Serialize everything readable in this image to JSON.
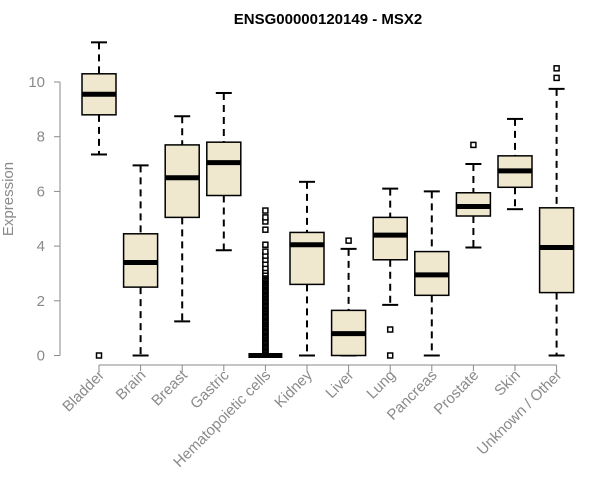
{
  "chart_data": {
    "type": "box",
    "title": "ENSG00000120149 - MSX2",
    "xlabel": "",
    "ylabel": "Expression",
    "ylim": [
      0,
      11.6
    ],
    "yticks": [
      0,
      2,
      4,
      6,
      8,
      10
    ],
    "grid": false,
    "legend": "none",
    "colors": {
      "box_fill": "#efe7ce",
      "stroke": "#000000",
      "axis": "#8a8a8a"
    },
    "categories": [
      "Bladder",
      "Brain",
      "Breast",
      "Gastric",
      "Hematopoietic cells",
      "Kidney",
      "Liver",
      "Lung",
      "Pancreas",
      "Prostate",
      "Skin",
      "Unknown / Other"
    ],
    "boxes": [
      {
        "whisker_low": 7.35,
        "q1": 8.8,
        "median": 9.55,
        "q3": 10.3,
        "whisker_high": 11.45,
        "outliers": [
          0.0
        ]
      },
      {
        "whisker_low": 0.0,
        "q1": 2.5,
        "median": 3.4,
        "q3": 4.45,
        "whisker_high": 6.95,
        "outliers": []
      },
      {
        "whisker_low": 1.25,
        "q1": 5.05,
        "median": 6.5,
        "q3": 7.7,
        "whisker_high": 8.75,
        "outliers": []
      },
      {
        "whisker_low": 3.85,
        "q1": 5.85,
        "median": 7.05,
        "q3": 7.8,
        "whisker_high": 9.6,
        "outliers": []
      },
      {
        "whisker_low": 0.0,
        "q1": 0.0,
        "median": 0.0,
        "q3": 0.0,
        "whisker_high": 0.0,
        "outliers": [
          0.03,
          0.06,
          0.09,
          0.12,
          0.16,
          0.2,
          0.25,
          0.3,
          0.35,
          0.4,
          0.45,
          0.5,
          0.55,
          0.6,
          0.65,
          0.7,
          0.75,
          0.8,
          0.85,
          0.9,
          0.95,
          1.0,
          1.05,
          1.1,
          1.15,
          1.2,
          1.25,
          1.3,
          1.35,
          1.4,
          1.45,
          1.5,
          1.55,
          1.6,
          1.65,
          1.7,
          1.75,
          1.8,
          1.85,
          1.9,
          1.95,
          2.0,
          2.05,
          2.1,
          2.15,
          2.2,
          2.25,
          2.3,
          2.35,
          2.4,
          2.45,
          2.5,
          2.55,
          2.6,
          2.65,
          2.7,
          2.75,
          2.8,
          2.85,
          2.9,
          2.95,
          3.0,
          3.1,
          3.2,
          3.35,
          3.5,
          3.65,
          3.8,
          4.05,
          4.6,
          4.9,
          5.05,
          5.3
        ]
      },
      {
        "whisker_low": 0.0,
        "q1": 2.6,
        "median": 4.05,
        "q3": 4.5,
        "whisker_high": 6.35,
        "outliers": []
      },
      {
        "whisker_low": 0.0,
        "q1": 0.0,
        "median": 0.8,
        "q3": 1.65,
        "whisker_high": 3.9,
        "outliers": [
          4.2
        ]
      },
      {
        "whisker_low": 1.85,
        "q1": 3.5,
        "median": 4.4,
        "q3": 5.05,
        "whisker_high": 6.1,
        "outliers": [
          0.95,
          0.0
        ]
      },
      {
        "whisker_low": 0.0,
        "q1": 2.2,
        "median": 2.95,
        "q3": 3.8,
        "whisker_high": 6.0,
        "outliers": []
      },
      {
        "whisker_low": 3.95,
        "q1": 5.1,
        "median": 5.45,
        "q3": 5.95,
        "whisker_high": 7.0,
        "outliers": [
          7.7
        ]
      },
      {
        "whisker_low": 5.35,
        "q1": 6.15,
        "median": 6.75,
        "q3": 7.3,
        "whisker_high": 8.65,
        "outliers": []
      },
      {
        "whisker_low": 0.0,
        "q1": 2.3,
        "median": 3.95,
        "q3": 5.4,
        "whisker_high": 9.75,
        "outliers": [
          10.15,
          10.5
        ]
      }
    ]
  }
}
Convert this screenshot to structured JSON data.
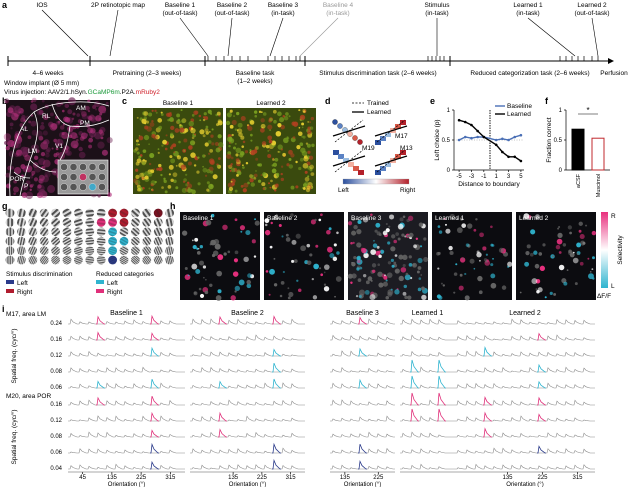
{
  "panel_labels": [
    "a",
    "b",
    "c",
    "d",
    "e",
    "f",
    "g",
    "h",
    "i"
  ],
  "timeline": {
    "events": [
      [
        "IOS"
      ],
      [
        "2P retinotopic map"
      ],
      [
        "Baseline 1",
        "(out-of-task)"
      ],
      [
        "Baseline 2",
        "(out-of-task)"
      ],
      [
        "Baseline 3",
        "(in-task)"
      ],
      [
        "Baseline 4",
        "(in-task)"
      ],
      [
        "Stimulus",
        "(in-task)"
      ],
      [
        "Learned 1",
        "(in-task)"
      ],
      [
        "Learned 2",
        "(out-of-task)"
      ]
    ],
    "phases": [
      [
        "4–6 weeks"
      ],
      [
        "Pretraining (2–3 weeks)"
      ],
      [
        "Baseline task",
        "(1–2 weeks)"
      ],
      [
        "Stimulus discrimination task (2–6 weeks)"
      ],
      [
        "Reduced categorization task (2–6 weeks)"
      ]
    ],
    "end": "Perfusion",
    "window": "Window implant (Ø 5 mm)",
    "virus": [
      "Virus injection: AAV2/1.hSyn.",
      "GCaMP6m",
      ".P2A.",
      "mRuby2"
    ]
  },
  "areas": [
    "AL",
    "RL",
    "AM",
    "PM",
    "LM",
    "V1",
    "POR",
    "P"
  ],
  "fov_titles": [
    "Baseline 1",
    "Learned 2"
  ],
  "boundaries": {
    "legend": [
      "Trained",
      "Learned"
    ],
    "mice": [
      "M17",
      "M19",
      "M13"
    ],
    "colorbar": [
      "Left",
      "Right"
    ]
  },
  "chart_data": [
    {
      "type": "line",
      "xlabel": "Distance to boundary",
      "ylabel": "Left choice (p)",
      "x": [
        -5,
        -4,
        -3,
        -2,
        -1,
        1,
        2,
        3,
        4,
        5
      ],
      "series": [
        {
          "name": "Baseline",
          "color": "#4a6fb5",
          "values": [
            0.5,
            0.55,
            0.53,
            0.55,
            0.55,
            0.5,
            0.52,
            0.5,
            0.55,
            0.58
          ]
        },
        {
          "name": "Learned",
          "color": "#000000",
          "values": [
            0.83,
            0.8,
            0.75,
            0.65,
            0.55,
            0.42,
            0.3,
            0.22,
            0.22,
            0.15
          ]
        }
      ],
      "xlim": [
        -5.5,
        5.5
      ],
      "ylim": [
        0,
        1
      ],
      "xticks": [
        -5,
        -3,
        -1,
        1,
        3,
        5
      ],
      "yticks": [
        0,
        0.5,
        1
      ]
    },
    {
      "type": "bar",
      "ylabel": "Fraction correct",
      "categories": [
        "aCSF",
        "Muscimol"
      ],
      "values": [
        0.68,
        0.53
      ],
      "colors": [
        "#000000",
        "#c0282d"
      ],
      "ylim": [
        0,
        1
      ],
      "yticks": [
        0,
        0.5,
        1
      ],
      "annotation": "*"
    }
  ],
  "gratings": {
    "groups": [
      {
        "title": "Stimulus discrimination",
        "items": [
          "Left",
          "Right"
        ]
      },
      {
        "title": "Reduced categories",
        "items": [
          "Left",
          "Right"
        ]
      }
    ]
  },
  "selectivity": {
    "titles": [
      "Baseline 1",
      "Baseline 2",
      "Baseline 3",
      "Learned 1",
      "Learned 2"
    ],
    "colorbar": {
      "top": "R",
      "bottom": "L",
      "label": "Selectivity",
      "unit": "ΔF/F"
    }
  },
  "traces": {
    "mice": [
      "M17, area LM",
      "M20, area POR"
    ],
    "ylabel": "Spatial freq. (cyc/°)",
    "yticks": [
      [
        0.24,
        0.16,
        0.12,
        0.08,
        0.06
      ],
      [
        0.16,
        0.12,
        0.08,
        0.06,
        0.04
      ]
    ],
    "columns": [
      {
        "title": "Baseline 1",
        "xticks": [
          45,
          135,
          225,
          315
        ]
      },
      {
        "title": "Baseline 2",
        "xticks": [
          135,
          225,
          315
        ]
      },
      {
        "title": "Baseline 3",
        "xticks": [
          135,
          225
        ]
      },
      {
        "title": "Learned 1"
      },
      {
        "title": "Learned 2",
        "xticks": [
          135,
          225,
          315
        ]
      }
    ],
    "xlabel": "Orientation (°)"
  }
}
++++++++
_Work order:_
If a line in the listing above contains the word "ylabel", include it in your count, then give only the final number.

_Written response:_
4